→ **Given request**: Find and copy each line of the records where the string "color" shows up.

→ **Entries provided**:
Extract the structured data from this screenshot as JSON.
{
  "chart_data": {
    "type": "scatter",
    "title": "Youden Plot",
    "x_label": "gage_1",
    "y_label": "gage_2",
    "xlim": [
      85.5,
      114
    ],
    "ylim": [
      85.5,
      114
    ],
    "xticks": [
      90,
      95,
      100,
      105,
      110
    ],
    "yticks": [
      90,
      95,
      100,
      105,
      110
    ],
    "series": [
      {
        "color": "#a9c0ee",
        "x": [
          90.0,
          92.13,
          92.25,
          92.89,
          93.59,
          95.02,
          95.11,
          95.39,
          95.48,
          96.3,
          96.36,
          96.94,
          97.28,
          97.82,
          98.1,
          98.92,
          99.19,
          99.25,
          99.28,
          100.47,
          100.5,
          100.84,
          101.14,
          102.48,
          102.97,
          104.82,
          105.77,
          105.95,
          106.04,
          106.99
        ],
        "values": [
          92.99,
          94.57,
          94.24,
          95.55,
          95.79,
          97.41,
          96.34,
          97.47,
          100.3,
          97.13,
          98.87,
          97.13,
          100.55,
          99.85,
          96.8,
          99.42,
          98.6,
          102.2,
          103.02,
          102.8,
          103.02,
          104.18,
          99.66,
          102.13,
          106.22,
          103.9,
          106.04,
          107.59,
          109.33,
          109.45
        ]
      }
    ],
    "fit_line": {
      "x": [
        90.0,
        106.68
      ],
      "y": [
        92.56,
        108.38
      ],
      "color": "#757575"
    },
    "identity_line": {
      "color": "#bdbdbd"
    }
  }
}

→ **Reply to the exercise**:
        "color": "#a9c0ee",
      "color": "#757575"
      "color": "#bdbdbd"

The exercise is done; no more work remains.